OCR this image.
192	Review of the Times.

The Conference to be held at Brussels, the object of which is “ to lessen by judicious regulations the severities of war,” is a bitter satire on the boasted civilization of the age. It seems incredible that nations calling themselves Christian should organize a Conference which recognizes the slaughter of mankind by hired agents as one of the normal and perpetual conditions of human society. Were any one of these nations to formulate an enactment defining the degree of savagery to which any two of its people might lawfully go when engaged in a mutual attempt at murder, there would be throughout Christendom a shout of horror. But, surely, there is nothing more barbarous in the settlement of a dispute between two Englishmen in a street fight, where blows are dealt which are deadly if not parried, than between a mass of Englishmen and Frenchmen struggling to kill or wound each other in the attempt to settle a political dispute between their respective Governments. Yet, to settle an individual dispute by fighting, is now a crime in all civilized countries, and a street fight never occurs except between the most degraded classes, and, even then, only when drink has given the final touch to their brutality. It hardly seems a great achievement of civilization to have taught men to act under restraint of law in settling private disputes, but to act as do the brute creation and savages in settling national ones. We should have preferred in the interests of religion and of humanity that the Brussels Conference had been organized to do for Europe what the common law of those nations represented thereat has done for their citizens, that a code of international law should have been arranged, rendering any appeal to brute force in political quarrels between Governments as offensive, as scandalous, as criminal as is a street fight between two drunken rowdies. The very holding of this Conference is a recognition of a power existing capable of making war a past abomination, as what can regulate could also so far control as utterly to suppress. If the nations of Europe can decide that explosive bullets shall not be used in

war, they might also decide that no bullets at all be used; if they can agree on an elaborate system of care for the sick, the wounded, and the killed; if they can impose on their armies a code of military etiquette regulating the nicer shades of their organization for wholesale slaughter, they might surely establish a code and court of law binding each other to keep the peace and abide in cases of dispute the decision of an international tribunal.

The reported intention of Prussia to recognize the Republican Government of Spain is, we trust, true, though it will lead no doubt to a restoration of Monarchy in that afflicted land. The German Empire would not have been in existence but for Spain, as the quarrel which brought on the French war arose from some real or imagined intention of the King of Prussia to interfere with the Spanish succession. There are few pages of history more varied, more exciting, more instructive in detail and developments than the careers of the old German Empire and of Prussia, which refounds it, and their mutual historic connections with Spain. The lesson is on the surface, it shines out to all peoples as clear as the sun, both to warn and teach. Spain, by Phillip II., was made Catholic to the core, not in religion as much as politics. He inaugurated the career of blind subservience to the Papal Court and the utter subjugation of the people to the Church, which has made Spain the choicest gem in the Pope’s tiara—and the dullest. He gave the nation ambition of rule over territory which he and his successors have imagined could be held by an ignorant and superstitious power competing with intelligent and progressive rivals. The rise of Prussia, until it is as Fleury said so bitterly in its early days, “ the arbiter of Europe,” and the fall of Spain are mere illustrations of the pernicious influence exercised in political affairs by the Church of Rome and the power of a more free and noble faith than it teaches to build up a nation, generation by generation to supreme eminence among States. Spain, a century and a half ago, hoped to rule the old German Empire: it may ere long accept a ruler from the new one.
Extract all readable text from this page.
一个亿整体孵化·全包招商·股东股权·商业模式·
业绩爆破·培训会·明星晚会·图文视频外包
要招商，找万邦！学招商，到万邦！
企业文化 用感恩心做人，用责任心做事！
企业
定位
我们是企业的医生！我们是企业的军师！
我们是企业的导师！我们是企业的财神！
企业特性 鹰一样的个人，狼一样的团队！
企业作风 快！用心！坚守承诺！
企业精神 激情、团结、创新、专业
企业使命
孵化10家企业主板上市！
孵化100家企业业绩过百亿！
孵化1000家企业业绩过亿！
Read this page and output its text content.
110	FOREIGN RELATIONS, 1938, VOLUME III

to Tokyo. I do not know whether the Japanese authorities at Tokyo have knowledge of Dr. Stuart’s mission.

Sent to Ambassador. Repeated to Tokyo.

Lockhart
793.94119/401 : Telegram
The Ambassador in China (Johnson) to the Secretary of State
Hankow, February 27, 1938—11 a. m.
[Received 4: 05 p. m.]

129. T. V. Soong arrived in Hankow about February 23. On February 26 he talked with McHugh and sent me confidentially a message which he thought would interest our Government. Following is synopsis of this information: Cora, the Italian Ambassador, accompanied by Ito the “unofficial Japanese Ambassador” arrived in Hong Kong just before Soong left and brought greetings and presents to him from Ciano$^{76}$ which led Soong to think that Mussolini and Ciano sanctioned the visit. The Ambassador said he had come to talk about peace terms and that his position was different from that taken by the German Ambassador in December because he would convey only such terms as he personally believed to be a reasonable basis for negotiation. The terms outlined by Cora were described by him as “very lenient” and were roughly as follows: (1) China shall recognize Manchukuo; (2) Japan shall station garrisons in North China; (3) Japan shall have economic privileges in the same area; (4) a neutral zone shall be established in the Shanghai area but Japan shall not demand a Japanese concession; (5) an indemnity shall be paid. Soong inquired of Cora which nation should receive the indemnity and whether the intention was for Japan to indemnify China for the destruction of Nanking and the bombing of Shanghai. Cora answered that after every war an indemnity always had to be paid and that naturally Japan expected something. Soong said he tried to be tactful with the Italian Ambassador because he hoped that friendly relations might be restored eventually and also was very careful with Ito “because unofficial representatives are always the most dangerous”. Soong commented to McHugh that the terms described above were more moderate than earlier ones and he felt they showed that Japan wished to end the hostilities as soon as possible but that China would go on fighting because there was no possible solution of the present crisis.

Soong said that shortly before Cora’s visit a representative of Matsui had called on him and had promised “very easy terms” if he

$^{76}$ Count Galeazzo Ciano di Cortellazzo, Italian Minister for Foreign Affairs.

┄┄┄┄┄┄┄┄┄┄

_Aim_.
Give every line of the material that includes the string "Tokyo".

_Task solution_.
to Tokyo. I do not know whether the Japanese authorities at Tokyo have knowledge of Dr. Stuart’s mission.
Sent to Ambassador. Repeated to Tokyo.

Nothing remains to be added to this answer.